## PROBLEM TO WORK ON
Produce an exact copy of all the records.

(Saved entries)
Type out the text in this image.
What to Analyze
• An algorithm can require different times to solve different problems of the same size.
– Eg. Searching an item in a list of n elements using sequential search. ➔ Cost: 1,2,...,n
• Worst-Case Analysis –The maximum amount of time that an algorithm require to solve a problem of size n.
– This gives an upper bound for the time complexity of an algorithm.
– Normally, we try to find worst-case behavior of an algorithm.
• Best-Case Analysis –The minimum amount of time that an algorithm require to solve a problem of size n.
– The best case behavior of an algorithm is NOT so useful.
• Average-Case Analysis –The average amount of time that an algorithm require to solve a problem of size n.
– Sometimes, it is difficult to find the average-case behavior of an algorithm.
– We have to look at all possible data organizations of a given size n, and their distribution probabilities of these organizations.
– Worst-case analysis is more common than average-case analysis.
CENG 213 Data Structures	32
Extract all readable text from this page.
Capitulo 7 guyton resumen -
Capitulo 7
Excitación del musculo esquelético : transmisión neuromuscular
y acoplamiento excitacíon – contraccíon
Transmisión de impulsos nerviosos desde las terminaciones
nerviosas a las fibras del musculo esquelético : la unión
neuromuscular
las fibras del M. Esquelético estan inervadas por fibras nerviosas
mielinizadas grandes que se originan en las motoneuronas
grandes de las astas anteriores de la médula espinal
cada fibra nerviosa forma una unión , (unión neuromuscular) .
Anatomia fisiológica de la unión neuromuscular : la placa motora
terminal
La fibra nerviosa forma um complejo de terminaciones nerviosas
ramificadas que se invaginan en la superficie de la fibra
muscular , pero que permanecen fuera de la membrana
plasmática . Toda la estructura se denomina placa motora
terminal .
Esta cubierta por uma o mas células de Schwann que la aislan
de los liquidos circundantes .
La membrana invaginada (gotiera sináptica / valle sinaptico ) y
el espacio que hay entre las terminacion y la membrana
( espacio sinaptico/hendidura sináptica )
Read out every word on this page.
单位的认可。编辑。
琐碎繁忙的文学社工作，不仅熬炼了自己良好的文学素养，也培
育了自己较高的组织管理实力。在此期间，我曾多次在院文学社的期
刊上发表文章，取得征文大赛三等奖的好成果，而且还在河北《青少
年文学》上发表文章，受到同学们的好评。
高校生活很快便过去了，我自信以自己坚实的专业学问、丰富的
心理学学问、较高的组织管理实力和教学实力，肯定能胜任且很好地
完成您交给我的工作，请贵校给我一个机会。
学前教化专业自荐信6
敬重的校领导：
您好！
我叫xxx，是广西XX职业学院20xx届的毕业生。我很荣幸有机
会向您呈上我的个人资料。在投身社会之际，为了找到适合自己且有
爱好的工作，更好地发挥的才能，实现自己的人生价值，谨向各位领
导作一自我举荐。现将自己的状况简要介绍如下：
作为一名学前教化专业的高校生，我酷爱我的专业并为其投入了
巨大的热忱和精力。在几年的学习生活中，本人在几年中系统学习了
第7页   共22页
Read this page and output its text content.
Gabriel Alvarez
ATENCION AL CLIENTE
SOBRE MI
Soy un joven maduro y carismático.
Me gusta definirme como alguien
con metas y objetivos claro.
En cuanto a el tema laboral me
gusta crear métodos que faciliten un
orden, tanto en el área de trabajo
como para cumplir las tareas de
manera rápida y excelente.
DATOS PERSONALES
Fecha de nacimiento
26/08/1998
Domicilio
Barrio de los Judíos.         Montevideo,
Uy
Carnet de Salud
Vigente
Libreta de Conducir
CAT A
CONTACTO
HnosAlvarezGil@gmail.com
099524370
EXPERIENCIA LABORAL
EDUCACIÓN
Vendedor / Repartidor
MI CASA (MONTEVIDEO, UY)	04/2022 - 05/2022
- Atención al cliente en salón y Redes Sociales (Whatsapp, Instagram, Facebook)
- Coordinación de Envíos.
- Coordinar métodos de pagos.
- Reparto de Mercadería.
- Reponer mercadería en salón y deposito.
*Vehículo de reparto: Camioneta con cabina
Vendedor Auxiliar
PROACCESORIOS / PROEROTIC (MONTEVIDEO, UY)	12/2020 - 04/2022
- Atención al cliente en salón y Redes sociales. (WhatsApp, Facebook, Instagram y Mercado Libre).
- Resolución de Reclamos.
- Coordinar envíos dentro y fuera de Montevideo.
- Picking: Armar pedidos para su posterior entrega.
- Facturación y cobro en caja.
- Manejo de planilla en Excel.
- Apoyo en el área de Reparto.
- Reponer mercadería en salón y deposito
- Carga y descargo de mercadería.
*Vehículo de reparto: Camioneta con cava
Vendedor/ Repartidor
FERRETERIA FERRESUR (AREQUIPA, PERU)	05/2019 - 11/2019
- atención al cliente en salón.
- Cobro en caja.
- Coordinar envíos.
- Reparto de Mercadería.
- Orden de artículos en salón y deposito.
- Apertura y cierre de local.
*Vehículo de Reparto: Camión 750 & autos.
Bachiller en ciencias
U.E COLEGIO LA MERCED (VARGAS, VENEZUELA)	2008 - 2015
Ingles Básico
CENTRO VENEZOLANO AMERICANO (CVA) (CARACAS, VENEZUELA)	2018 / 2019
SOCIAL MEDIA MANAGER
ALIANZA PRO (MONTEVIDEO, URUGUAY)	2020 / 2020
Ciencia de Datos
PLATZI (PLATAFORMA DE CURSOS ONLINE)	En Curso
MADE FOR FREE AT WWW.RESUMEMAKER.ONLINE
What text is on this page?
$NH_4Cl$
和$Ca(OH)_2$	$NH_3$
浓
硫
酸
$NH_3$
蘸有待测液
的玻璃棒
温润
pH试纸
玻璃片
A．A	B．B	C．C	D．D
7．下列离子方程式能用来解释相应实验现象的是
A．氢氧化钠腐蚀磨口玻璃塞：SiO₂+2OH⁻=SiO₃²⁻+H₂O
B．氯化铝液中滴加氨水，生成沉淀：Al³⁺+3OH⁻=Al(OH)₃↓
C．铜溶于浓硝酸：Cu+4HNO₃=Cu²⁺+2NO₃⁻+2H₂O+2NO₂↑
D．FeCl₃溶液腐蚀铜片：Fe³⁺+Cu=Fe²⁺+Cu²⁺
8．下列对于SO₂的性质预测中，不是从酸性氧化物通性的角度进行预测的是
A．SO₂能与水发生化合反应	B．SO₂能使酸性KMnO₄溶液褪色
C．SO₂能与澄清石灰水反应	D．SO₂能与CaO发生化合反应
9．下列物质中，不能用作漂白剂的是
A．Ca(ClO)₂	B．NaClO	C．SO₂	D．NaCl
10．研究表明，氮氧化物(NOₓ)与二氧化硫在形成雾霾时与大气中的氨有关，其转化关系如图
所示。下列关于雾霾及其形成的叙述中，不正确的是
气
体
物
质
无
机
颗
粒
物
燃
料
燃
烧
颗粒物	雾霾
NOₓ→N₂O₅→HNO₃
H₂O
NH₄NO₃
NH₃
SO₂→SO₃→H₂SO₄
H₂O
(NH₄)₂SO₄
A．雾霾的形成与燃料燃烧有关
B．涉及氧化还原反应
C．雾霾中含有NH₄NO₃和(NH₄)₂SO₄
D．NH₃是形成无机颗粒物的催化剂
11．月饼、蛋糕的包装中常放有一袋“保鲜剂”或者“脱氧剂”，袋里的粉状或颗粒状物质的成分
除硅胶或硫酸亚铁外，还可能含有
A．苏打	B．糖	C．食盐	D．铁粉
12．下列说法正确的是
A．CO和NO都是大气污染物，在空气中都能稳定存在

## EXERCISE OUTPUT
Type out the text in this image.
What to Analyze
• An algorithm can require different times to solve different problems of the same size.
– Eg. Searching an item in a list of n elements using sequential search. ➔ Cost: 1,2,...,n
• Worst-Case Analysis –The maximum amount of time that an algorithm require to solve a problem of size n.
– This gives an upper bound for the time complexity of an algorithm.
– Normally, we try to find worst-case behavior of an algorithm.
• Best-Case Analysis –The minimum amount of time that an algorithm require to solve a problem of size n.
– The best case behavior of an algorithm is NOT so useful.
• Average-Case Analysis –The average amount of time that an algorithm require to solve a problem of size n.
– Sometimes, it is difficult to find the average-case behavior of an algorithm.
– We have to look at all possible data organizations of a given size n, and their distribution probabilities of these organizations.
– Worst-case analysis is more common than average-case analysis.
CENG 213 Data Structures	32
Extract all readable text from this page.
Capitulo 7 guyton resumen -
Capitulo 7
Excitación del musculo esquelético : transmisión neuromuscular
y acoplamiento excitacíon – contraccíon
Transmisión de impulsos nerviosos desde las terminaciones
nerviosas a las fibras del musculo esquelético : la unión
neuromuscular
las fibras del M. Esquelético estan inervadas por fibras nerviosas
mielinizadas grandes que se originan en las motoneuronas
grandes de las astas anteriores de la médula espinal
cada fibra nerviosa forma una unión , (unión neuromuscular) .
Anatomia fisiológica de la unión neuromuscular : la placa motora
terminal
La fibra nerviosa forma um complejo de terminaciones nerviosas
ramificadas que se invaginan en la superficie de la fibra
muscular , pero que permanecen fuera de la membrana
plasmática . Toda la estructura se denomina placa motora
terminal .
Esta cubierta por uma o mas células de Schwann que la aislan
de los liquidos circundantes .
La membrana invaginada (gotiera sináptica / valle sinaptico ) y
el espacio que hay entre las terminacion y la membrana
( espacio sinaptico/hendidura sináptica )
Read out every word on this page.
单位的认可。编辑。
琐碎繁忙的文学社工作，不仅熬炼了自己良好的文学素养，也培
育了自己较高的组织管理实力。在此期间，我曾多次在院文学社的期
刊上发表文章，取得征文大赛三等奖的好成果，而且还在河北《青少
年文学》上发表文章，受到同学们的好评。
高校生活很快便过去了，我自信以自己坚实的专业学问、丰富的
心理学学问、较高的组织管理实力和教学实力，肯定能胜任且很好地
完成您交给我的工作，请贵校给我一个机会。
学前教化专业自荐信6
敬重的校领导：
您好！
我叫xxx，是广西XX职业学院20xx届的毕业生。我很荣幸有机
会向您呈上我的个人资料。在投身社会之际，为了找到适合自己且有
爱好的工作，更好地发挥的才能，实现自己的人生价值，谨向各位领
导作一自我举荐。现将自己的状况简要介绍如下：
作为一名学前教化专业的高校生，我酷爱我的专业并为其投入了
巨大的热忱和精力。在几年的学习生活中，本人在几年中系统学习了
第7页   共22页
Read this page and output its text content.
Gabriel Alvarez
ATENCION AL CLIENTE
SOBRE MI
Soy un joven maduro y carismático.
Me gusta definirme como alguien
con metas y objetivos claro.
En cuanto a el tema laboral me
gusta crear métodos que faciliten un
orden, tanto en el área de trabajo
como para cumplir las tareas de
manera rápida y excelente.
DATOS PERSONALES
Fecha de nacimiento
26/08/1998
Domicilio
Barrio de los Judíos.         Montevideo,
Uy
Carnet de Salud
Vigente
Libreta de Conducir
CAT A
CONTACTO
HnosAlvarezGil@gmail.com
099524370
EXPERIENCIA LABORAL
EDUCACIÓN
Vendedor / Repartidor
MI CASA (MONTEVIDEO, UY)	04/2022 - 05/2022
- Atención al cliente en salón y Redes Sociales (Whatsapp, Instagram, Facebook)
- Coordinación de Envíos.
- Coordinar métodos de pagos.
- Reparto de Mercadería.
- Reponer mercadería en salón y deposito.
*Vehículo de reparto: Camioneta con cabina
Vendedor Auxiliar
PROACCESORIOS / PROEROTIC (MONTEVIDEO, UY)	12/2020 - 04/2022
- Atención al cliente en salón y Redes sociales. (WhatsApp, Facebook, Instagram y Mercado Libre).
- Resolución de Reclamos.
- Coordinar envíos dentro y fuera de Montevideo.
- Picking: Armar pedidos para su posterior entrega.
- Facturación y cobro en caja.
- Manejo de planilla en Excel.
- Apoyo en el área de Reparto.
- Reponer mercadería en salón y deposito
- Carga y descargo de mercadería.
*Vehículo de reparto: Camioneta con cava
Vendedor/ Repartidor
FERRETERIA FERRESUR (AREQUIPA, PERU)	05/2019 - 11/2019
- atención al cliente en salón.
- Cobro en caja.
- Coordinar envíos.
- Reparto de Mercadería.
- Orden de artículos en salón y deposito.
- Apertura y cierre de local.
*Vehículo de Reparto: Camión 750 & autos.
Bachiller en ciencias
U.E COLEGIO LA MERCED (VARGAS, VENEZUELA)	2008 - 2015
Ingles Básico
CENTRO VENEZOLANO AMERICANO (CVA) (CARACAS, VENEZUELA)	2018 / 2019
SOCIAL MEDIA MANAGER
ALIANZA PRO (MONTEVIDEO, URUGUAY)	2020 / 2020
Ciencia de Datos
PLATZI (PLATAFORMA DE CURSOS ONLINE)	En Curso
MADE FOR FREE AT WWW.RESUMEMAKER.ONLINE
What text is on this page?
$NH_4Cl$
和$Ca(OH)_2$	$NH_3$
浓
硫
酸
$NH_3$
蘸有待测液
的玻璃棒
温润
pH试纸
玻璃片
A．A	B．B	C．C	D．D
7．下列离子方程式能用来解释相应实验现象的是
A．氢氧化钠腐蚀磨口玻璃塞：SiO₂+2OH⁻=SiO₃²⁻+H₂O
B．氯化铝液中滴加氨水，生成沉淀：Al³⁺+3OH⁻=Al(OH)₃↓
C．铜溶于浓硝酸：Cu+4HNO₃=Cu²⁺+2NO₃⁻+2H₂O+2NO₂↑
D．FeCl₃溶液腐蚀铜片：Fe³⁺+Cu=Fe²⁺+Cu²⁺
8．下列对于SO₂的性质预测中，不是从酸性氧化物通性的角度进行预测的是
A．SO₂能与水发生化合反应	B．SO₂能使酸性KMnO₄溶液褪色
C．SO₂能与澄清石灰水反应	D．SO₂能与CaO发生化合反应
9．下列物质中，不能用作漂白剂的是
A．Ca(ClO)₂	B．NaClO	C．SO₂	D．NaCl
10．研究表明，氮氧化物(NOₓ)与二氧化硫在形成雾霾时与大气中的氨有关，其转化关系如图
所示。下列关于雾霾及其形成的叙述中，不正确的是
气
体
物
质
无
机
颗
粒
物
燃
料
燃
烧
颗粒物	雾霾
NOₓ→N₂O₅→HNO₃
H₂O
NH₄NO₃
NH₃
SO₂→SO₃→H₂SO₄
H₂O
(NH₄)₂SO₄
A．雾霾的形成与燃料燃烧有关
B．涉及氧化还原反应
C．雾霾中含有NH₄NO₃和(NH₄)₂SO₄
D．NH₃是形成无机颗粒物的催化剂
11．月饼、蛋糕的包装中常放有一袋“保鲜剂”或者“脱氧剂”，袋里的粉状或颗粒状物质的成分
除硅胶或硫酸亚铁外，还可能含有
A．苏打	B．糖	C．食盐	D．铁粉
12．下列说法正确的是
A．CO和NO都是大气污染物，在空气中都能稳定存在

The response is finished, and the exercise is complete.